EXTRACTED DATA:
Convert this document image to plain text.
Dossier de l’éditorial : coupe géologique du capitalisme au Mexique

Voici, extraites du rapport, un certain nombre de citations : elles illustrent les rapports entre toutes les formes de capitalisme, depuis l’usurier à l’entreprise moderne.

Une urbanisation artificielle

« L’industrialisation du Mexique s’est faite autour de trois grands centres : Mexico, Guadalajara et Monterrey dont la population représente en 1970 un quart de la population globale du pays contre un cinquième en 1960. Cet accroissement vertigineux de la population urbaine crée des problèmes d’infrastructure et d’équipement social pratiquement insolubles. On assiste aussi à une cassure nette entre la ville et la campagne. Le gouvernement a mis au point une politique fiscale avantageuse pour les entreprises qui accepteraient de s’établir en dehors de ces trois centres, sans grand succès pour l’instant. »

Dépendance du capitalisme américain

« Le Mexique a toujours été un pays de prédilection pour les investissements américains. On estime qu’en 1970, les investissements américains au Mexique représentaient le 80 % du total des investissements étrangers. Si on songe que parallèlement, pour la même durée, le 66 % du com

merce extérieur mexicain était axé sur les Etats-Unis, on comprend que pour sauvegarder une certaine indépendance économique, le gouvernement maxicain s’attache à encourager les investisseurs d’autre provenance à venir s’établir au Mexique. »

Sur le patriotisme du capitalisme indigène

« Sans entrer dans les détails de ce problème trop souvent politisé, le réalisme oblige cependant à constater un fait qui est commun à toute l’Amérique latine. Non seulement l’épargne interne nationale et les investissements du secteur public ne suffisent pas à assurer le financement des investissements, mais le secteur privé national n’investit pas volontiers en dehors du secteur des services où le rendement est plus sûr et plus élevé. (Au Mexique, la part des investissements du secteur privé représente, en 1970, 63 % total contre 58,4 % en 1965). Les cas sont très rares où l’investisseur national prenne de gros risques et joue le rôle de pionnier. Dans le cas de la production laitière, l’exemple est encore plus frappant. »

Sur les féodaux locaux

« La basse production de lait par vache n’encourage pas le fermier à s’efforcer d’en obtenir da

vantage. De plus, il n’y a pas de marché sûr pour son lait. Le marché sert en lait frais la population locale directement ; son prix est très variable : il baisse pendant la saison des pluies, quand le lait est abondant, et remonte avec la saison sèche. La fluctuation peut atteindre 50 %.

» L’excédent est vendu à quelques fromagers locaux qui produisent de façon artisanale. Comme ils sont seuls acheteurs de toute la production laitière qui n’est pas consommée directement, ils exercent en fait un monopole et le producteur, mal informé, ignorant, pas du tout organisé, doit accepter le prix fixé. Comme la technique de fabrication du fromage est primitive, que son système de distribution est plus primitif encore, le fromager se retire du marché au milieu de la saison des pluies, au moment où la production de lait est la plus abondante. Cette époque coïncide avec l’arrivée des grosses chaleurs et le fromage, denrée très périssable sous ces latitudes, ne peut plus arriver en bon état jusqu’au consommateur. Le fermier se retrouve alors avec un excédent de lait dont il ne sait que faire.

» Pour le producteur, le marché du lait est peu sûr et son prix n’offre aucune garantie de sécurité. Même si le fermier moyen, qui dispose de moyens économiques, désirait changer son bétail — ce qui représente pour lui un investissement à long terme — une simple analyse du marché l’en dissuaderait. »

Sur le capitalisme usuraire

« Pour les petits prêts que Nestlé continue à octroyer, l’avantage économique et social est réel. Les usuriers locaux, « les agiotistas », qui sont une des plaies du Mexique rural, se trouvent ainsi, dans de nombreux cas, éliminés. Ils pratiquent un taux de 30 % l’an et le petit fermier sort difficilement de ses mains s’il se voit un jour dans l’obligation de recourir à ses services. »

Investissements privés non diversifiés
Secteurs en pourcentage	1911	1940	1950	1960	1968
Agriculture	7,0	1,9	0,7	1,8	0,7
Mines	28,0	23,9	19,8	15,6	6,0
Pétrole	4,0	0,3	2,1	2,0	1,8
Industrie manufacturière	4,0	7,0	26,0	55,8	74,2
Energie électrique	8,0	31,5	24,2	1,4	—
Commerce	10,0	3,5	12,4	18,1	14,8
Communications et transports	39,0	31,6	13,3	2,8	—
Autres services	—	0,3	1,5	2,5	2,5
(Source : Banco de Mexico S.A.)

WHAT THIS TASK INVOLVES: Retype the records that precede this task, keeping them exactly the same.

SOLUTION TO THE EXERCISE:
Convert this document image to plain text.
Dossier de l’éditorial : coupe géologique du capitalisme au Mexique

Voici, extraites du rapport, un certain nombre de citations : elles illustrent les rapports entre toutes les formes de capitalisme, depuis l’usurier à l’entreprise moderne.

Une urbanisation artificielle

« L’industrialisation du Mexique s’est faite autour de trois grands centres : Mexico, Guadalajara et Monterrey dont la population représente en 1970 un quart de la population globale du pays contre un cinquième en 1960. Cet accroissement vertigineux de la population urbaine crée des problèmes d’infrastructure et d’équipement social pratiquement insolubles. On assiste aussi à une cassure nette entre la ville et la campagne. Le gouvernement a mis au point une politique fiscale avantageuse pour les entreprises qui accepteraient de s’établir en dehors de ces trois centres, sans grand succès pour l’instant. »

Dépendance du capitalisme américain

« Le Mexique a toujours été un pays de prédilection pour les investissements américains. On estime qu’en 1970, les investissements américains au Mexique représentaient le 80 % du total des investissements étrangers. Si on songe que parallèlement, pour la même durée, le 66 % du com

merce extérieur mexicain était axé sur les Etats-Unis, on comprend que pour sauvegarder une certaine indépendance économique, le gouvernement maxicain s’attache à encourager les investisseurs d’autre provenance à venir s’établir au Mexique. »

Sur le patriotisme du capitalisme indigène

« Sans entrer dans les détails de ce problème trop souvent politisé, le réalisme oblige cependant à constater un fait qui est commun à toute l’Amérique latine. Non seulement l’épargne interne nationale et les investissements du secteur public ne suffisent pas à assurer le financement des investissements, mais le secteur privé national n’investit pas volontiers en dehors du secteur des services où le rendement est plus sûr et plus élevé. (Au Mexique, la part des investissements du secteur privé représente, en 1970, 63 % total contre 58,4 % en 1965). Les cas sont très rares où l’investisseur national prenne de gros risques et joue le rôle de pionnier. Dans le cas de la production laitière, l’exemple est encore plus frappant. »

Sur les féodaux locaux

« La basse production de lait par vache n’encourage pas le fermier à s’efforcer d’en obtenir da

vantage. De plus, il n’y a pas de marché sûr pour son lait. Le marché sert en lait frais la population locale directement ; son prix est très variable : il baisse pendant la saison des pluies, quand le lait est abondant, et remonte avec la saison sèche. La fluctuation peut atteindre 50 %.

» L’excédent est vendu à quelques fromagers locaux qui produisent de façon artisanale. Comme ils sont seuls acheteurs de toute la production laitière qui n’est pas consommée directement, ils exercent en fait un monopole et le producteur, mal informé, ignorant, pas du tout organisé, doit accepter le prix fixé. Comme la technique de fabrication du fromage est primitive, que son système de distribution est plus primitif encore, le fromager se retire du marché au milieu de la saison des pluies, au moment où la production de lait est la plus abondante. Cette époque coïncide avec l’arrivée des grosses chaleurs et le fromage, denrée très périssable sous ces latitudes, ne peut plus arriver en bon état jusqu’au consommateur. Le fermier se retrouve alors avec un excédent de lait dont il ne sait que faire.

» Pour le producteur, le marché du lait est peu sûr et son prix n’offre aucune garantie de sécurité. Même si le fermier moyen, qui dispose de moyens économiques, désirait changer son bétail — ce qui représente pour lui un investissement à long terme — une simple analyse du marché l’en dissuaderait. »

Sur le capitalisme usuraire

« Pour les petits prêts que Nestlé continue à octroyer, l’avantage économique et social est réel. Les usuriers locaux, « les agiotistas », qui sont une des plaies du Mexique rural, se trouvent ainsi, dans de nombreux cas, éliminés. Ils pratiquent un taux de 30 % l’an et le petit fermier sort difficilement de ses mains s’il se voit un jour dans l’obligation de recourir à ses services. »

Investissements privés non diversifiés
Secteurs en pourcentage	1911	1940	1950	1960	1968
Agriculture	7,0	1,9	0,7	1,8	0,7
Mines	28,0	23,9	19,8	15,6	6,0
Pétrole	4,0	0,3	2,1	2,0	1,8
Industrie manufacturière	4,0	7,0	26,0	55,8	74,2
Energie électrique	8,0	31,5	24,2	1,4	—
Commerce	10,0	3,5	12,4	18,1	14,8
Communications et transports	39,0	31,6	13,3	2,8	—
Autres services	—	0,3	1,5	2,5	2,5
(Source : Banco de Mexico S.A.)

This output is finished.